[Exercise objective] Whenever the word "alors" appears in a line of the listing, copy that line.

[Source data]
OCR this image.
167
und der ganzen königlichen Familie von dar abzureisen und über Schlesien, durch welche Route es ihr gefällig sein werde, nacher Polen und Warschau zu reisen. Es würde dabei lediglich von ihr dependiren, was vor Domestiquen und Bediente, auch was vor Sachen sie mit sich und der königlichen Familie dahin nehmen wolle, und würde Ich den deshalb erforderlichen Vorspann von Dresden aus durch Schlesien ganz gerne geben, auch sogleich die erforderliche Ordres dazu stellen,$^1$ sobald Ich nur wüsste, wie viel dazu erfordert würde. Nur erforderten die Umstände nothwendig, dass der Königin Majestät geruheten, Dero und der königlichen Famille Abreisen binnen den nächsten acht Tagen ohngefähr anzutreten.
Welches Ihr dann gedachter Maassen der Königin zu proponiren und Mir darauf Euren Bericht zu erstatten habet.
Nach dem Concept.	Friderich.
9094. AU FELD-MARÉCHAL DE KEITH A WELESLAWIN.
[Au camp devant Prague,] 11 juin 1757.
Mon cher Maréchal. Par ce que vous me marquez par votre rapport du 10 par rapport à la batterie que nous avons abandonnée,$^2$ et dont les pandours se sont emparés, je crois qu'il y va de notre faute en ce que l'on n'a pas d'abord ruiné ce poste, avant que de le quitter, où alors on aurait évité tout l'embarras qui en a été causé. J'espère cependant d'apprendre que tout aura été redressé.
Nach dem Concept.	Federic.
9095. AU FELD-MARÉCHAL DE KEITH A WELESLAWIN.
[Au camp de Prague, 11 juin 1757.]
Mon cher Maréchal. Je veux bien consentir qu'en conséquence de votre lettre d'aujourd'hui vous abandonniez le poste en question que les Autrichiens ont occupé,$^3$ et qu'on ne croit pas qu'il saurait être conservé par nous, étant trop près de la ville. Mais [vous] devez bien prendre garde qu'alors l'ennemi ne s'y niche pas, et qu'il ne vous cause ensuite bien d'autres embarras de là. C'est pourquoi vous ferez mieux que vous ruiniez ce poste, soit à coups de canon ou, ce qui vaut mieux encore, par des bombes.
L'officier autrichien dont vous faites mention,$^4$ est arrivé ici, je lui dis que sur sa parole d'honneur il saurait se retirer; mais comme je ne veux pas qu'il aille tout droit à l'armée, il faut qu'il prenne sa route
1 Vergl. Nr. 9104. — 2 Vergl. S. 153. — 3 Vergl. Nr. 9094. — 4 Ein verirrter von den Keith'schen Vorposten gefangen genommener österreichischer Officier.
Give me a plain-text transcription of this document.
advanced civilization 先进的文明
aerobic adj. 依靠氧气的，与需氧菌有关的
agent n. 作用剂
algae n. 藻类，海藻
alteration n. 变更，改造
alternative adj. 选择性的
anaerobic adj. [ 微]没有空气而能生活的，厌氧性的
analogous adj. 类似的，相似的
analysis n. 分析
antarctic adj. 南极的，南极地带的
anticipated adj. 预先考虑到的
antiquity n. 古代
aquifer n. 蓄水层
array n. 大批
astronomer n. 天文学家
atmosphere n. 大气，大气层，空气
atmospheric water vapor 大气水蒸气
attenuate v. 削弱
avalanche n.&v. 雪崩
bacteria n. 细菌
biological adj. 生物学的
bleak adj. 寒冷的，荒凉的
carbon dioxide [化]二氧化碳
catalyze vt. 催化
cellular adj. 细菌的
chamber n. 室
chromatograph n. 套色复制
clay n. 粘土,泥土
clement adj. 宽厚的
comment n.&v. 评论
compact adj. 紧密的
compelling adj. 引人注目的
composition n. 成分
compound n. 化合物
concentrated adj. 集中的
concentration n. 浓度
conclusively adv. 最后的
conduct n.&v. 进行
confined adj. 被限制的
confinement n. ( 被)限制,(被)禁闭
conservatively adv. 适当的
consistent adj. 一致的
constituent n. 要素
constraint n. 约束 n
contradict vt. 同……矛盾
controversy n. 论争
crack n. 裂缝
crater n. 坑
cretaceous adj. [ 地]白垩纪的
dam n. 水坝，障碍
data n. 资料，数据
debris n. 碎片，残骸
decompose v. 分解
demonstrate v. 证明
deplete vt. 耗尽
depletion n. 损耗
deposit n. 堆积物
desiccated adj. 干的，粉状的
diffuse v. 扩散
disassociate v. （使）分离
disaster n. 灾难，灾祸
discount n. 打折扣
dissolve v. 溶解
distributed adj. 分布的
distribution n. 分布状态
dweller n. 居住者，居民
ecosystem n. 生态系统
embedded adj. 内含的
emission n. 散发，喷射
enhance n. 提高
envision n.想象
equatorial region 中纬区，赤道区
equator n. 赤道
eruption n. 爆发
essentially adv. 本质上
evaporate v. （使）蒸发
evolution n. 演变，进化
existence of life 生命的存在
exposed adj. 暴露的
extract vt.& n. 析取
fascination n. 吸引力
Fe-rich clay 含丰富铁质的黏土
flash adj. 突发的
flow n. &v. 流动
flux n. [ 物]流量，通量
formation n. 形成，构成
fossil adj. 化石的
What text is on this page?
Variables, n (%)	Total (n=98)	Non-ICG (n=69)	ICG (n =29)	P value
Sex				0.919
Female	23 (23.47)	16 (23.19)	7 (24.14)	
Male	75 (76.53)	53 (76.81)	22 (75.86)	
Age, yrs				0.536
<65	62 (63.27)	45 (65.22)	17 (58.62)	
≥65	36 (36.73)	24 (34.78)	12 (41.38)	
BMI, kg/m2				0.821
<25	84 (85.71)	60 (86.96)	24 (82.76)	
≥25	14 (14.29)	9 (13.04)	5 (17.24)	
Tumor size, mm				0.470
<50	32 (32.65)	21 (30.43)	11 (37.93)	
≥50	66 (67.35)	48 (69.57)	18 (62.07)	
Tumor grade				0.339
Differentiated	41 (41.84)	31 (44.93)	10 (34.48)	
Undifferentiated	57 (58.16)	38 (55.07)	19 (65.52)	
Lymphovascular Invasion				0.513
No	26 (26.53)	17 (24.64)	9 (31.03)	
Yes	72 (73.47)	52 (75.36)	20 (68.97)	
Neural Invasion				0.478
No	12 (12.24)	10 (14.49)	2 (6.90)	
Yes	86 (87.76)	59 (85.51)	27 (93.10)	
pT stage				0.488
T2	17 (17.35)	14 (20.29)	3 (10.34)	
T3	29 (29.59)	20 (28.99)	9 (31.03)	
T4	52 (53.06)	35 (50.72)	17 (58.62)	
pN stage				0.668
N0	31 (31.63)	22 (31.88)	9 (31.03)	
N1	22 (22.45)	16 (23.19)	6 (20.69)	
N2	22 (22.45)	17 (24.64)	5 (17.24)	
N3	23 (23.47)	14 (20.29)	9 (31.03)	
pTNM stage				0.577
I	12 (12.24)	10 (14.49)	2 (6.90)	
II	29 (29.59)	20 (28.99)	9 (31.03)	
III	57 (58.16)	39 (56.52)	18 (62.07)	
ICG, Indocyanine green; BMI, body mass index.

[Exercise result]
Mon cher Maréchal. Par ce que vous me marquez par votre rapport du 10 par rapport à la batterie que nous avons abandonnée,$^2$ et dont les pandours se sont emparés, je crois qu'il y va de notre faute en ce que l'on n'a pas d'abord ruiné ce poste, avant que de le quitter, où alors on aurait évité tout l'embarras qui en a été causé. J'espère cependant d'apprendre que tout aura été redressé.
Mon cher Maréchal. Je veux bien consentir qu'en conséquence de votre lettre d'aujourd'hui vous abandonniez le poste en question que les Autrichiens ont occupé,$^3$ et qu'on ne croit pas qu'il saurait être conservé par nous, étant trop près de la ville. Mais [vous] devez bien prendre garde qu'alors l'ennemi ne s'y niche pas, et qu'il ne vous cause ensuite bien d'autres embarras de là. C'est pourquoi vous ferez mieux que vous ruiniez ce poste, soit à coups de canon ou, ce qui vaut mieux encore, par des bombes.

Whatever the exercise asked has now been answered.